→ **Work instructions**: Your task is to copy every line of the entries that contains "превышать".

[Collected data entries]
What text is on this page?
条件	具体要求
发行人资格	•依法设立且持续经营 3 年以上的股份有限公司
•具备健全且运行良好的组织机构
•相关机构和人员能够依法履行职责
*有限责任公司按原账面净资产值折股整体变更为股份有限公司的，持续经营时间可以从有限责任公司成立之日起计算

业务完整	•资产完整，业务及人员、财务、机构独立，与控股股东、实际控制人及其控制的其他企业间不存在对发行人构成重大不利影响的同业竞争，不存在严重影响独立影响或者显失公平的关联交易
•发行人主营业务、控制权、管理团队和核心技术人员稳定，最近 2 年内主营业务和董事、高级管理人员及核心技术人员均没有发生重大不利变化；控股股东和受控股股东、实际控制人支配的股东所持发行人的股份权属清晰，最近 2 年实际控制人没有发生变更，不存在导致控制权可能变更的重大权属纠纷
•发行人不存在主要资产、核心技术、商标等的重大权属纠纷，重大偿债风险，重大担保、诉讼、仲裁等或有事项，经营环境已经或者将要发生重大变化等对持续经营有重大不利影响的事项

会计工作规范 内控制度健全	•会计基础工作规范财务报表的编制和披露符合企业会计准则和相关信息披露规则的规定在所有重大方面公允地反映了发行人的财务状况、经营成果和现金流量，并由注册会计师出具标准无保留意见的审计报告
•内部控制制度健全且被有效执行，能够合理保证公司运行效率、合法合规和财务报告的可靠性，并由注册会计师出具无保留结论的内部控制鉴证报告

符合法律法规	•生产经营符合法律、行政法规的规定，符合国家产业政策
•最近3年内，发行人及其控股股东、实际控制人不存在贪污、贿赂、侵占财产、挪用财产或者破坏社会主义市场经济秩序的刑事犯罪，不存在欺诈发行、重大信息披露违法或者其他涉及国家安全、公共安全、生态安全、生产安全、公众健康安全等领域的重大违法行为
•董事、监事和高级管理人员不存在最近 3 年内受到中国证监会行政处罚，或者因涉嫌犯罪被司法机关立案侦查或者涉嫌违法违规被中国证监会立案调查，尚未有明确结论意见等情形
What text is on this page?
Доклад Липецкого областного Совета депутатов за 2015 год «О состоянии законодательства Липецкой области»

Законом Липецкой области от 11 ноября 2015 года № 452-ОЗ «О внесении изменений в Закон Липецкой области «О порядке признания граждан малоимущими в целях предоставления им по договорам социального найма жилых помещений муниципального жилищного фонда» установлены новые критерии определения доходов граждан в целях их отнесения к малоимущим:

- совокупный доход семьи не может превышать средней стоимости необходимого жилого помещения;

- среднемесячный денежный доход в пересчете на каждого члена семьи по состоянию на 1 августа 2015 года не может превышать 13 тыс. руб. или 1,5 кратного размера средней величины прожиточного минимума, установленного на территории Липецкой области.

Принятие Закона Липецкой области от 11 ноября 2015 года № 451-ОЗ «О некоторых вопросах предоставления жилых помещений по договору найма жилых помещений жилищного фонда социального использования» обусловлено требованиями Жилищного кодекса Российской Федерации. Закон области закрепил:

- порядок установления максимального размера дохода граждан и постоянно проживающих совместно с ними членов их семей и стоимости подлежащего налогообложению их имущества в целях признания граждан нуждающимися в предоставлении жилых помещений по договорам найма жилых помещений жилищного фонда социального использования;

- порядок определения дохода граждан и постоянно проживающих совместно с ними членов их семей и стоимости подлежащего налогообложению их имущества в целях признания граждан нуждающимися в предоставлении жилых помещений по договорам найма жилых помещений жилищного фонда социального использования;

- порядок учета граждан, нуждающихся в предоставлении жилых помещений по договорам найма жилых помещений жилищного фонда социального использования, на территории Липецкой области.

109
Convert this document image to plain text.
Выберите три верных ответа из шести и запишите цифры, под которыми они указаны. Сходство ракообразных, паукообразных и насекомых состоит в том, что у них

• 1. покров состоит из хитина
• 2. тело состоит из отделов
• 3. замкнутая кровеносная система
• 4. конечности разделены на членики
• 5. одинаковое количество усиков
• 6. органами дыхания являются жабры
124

==

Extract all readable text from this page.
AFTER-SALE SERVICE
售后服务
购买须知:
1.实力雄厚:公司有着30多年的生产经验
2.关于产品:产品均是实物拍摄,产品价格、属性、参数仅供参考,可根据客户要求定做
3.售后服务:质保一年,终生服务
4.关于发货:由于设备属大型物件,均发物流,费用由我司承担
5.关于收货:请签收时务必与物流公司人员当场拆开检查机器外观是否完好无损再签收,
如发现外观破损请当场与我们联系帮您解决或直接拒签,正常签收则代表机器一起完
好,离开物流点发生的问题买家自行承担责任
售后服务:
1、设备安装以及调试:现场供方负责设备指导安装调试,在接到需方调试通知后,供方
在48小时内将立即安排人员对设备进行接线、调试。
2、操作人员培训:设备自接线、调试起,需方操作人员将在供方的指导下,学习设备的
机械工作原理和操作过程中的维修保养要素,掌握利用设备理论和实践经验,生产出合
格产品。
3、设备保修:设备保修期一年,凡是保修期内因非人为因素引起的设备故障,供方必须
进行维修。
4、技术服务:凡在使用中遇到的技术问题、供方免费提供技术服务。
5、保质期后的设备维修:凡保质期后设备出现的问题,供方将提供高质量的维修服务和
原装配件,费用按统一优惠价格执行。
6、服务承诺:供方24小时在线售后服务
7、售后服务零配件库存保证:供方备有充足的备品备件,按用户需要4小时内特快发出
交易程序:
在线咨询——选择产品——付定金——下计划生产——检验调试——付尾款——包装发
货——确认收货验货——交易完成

→ **Task response**:
- совокупный доход семьи не может превышать средней стоимости необходимого жилого помещения;
- среднемесячный денежный доход в пересчете на каждого члена семьи по состоянию на 1 августа 2015 года не может превышать 13 тыс. руб. или 1,5 кратного размера средней величины прожиточного минимума, установленного на территории Липецкой области.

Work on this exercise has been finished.